(Beginning of Text under study)
FIG.4.

TFIIIA with serine-16 replaced with glutamic acid cannot restore transcription of oocyte 5S rRNA genes in immunodepleted GV extract. Each transcription assay mixture includes 5 μl of extract and 100 ng of DNA (containing a 4:1 mixture of oocyte-type to somatic-type maxigene). After preincubation for 15 min, transcription was initiated by the addition of ribonucleoside triphosphates, including [α-³²P]CTP. Reactions were stopped after 90 min, and radiolabeled tRNA was added in order to normalize the recovery of RNA from each sample, which were analyzed on a polyacrylamide gel containing 7 M urea. Lane 1 is an assay with GV extract prior to immunodepletion of endogenous TFIIIA, and lane 2 is depleted extract to which DNA template, but no TFIIIA, was added. (A) Lanes 3 to 16 contain pairs of assays containing 20 or 100 ng of the indicated variant of TFIIIA. (B) Lanes 3 to 7, 8 to 12, and 13 to 17 contain 5, 20, 40, 100, or 300 ng of the indicated variant of TFIIIA. S and O indicate the positions of transcripts from the somatic- and oocyte-type genes, respectively. (C) The autoradiograph in panel B was scanned with a laser densitometer. The S/O transcript ratios were normalized relative to the exogenous tRNA added to each assay and are presented as bar graphs. WT, wild type.
(End of Text under study)
According to the figure legend, how long did the transcription reactions run before they were stopped?
(Beginning of Supplied data)
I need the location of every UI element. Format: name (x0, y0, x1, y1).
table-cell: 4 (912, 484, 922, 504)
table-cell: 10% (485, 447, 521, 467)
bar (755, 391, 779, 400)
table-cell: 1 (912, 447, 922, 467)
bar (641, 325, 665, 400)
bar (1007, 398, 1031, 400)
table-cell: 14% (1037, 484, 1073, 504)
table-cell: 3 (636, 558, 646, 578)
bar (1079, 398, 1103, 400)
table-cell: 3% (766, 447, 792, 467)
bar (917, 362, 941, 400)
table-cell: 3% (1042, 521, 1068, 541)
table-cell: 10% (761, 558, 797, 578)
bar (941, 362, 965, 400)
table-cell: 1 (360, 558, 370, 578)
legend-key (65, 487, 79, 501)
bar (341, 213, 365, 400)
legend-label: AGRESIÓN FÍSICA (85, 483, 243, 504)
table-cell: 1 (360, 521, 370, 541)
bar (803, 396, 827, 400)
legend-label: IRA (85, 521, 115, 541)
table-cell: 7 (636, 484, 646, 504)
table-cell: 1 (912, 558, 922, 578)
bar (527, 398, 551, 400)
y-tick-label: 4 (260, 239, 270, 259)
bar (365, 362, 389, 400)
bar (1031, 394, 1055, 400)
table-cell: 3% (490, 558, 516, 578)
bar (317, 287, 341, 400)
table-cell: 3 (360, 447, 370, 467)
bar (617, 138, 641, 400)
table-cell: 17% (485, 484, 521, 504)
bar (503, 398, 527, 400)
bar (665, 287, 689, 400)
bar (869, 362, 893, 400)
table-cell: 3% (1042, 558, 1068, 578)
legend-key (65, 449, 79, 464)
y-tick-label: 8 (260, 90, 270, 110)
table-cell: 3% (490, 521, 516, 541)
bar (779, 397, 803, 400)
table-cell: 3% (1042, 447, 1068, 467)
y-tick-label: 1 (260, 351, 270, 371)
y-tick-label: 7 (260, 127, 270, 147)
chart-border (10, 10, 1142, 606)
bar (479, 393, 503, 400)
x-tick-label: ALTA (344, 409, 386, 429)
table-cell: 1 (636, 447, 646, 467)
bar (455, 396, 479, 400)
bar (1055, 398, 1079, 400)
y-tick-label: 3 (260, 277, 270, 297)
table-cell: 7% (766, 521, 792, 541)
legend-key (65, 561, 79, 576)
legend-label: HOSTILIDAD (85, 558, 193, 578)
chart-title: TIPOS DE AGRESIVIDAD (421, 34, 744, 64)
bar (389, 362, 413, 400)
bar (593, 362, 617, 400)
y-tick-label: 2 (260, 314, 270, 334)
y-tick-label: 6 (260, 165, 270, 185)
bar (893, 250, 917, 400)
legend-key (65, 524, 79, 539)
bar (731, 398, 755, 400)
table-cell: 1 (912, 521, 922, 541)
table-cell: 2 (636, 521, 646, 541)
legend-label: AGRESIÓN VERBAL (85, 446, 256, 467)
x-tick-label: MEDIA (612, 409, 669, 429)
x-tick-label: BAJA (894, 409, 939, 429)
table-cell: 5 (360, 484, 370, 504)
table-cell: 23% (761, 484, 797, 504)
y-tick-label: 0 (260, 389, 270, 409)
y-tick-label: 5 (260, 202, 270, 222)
(End of Supplied data)
- Solution below -
90 minutes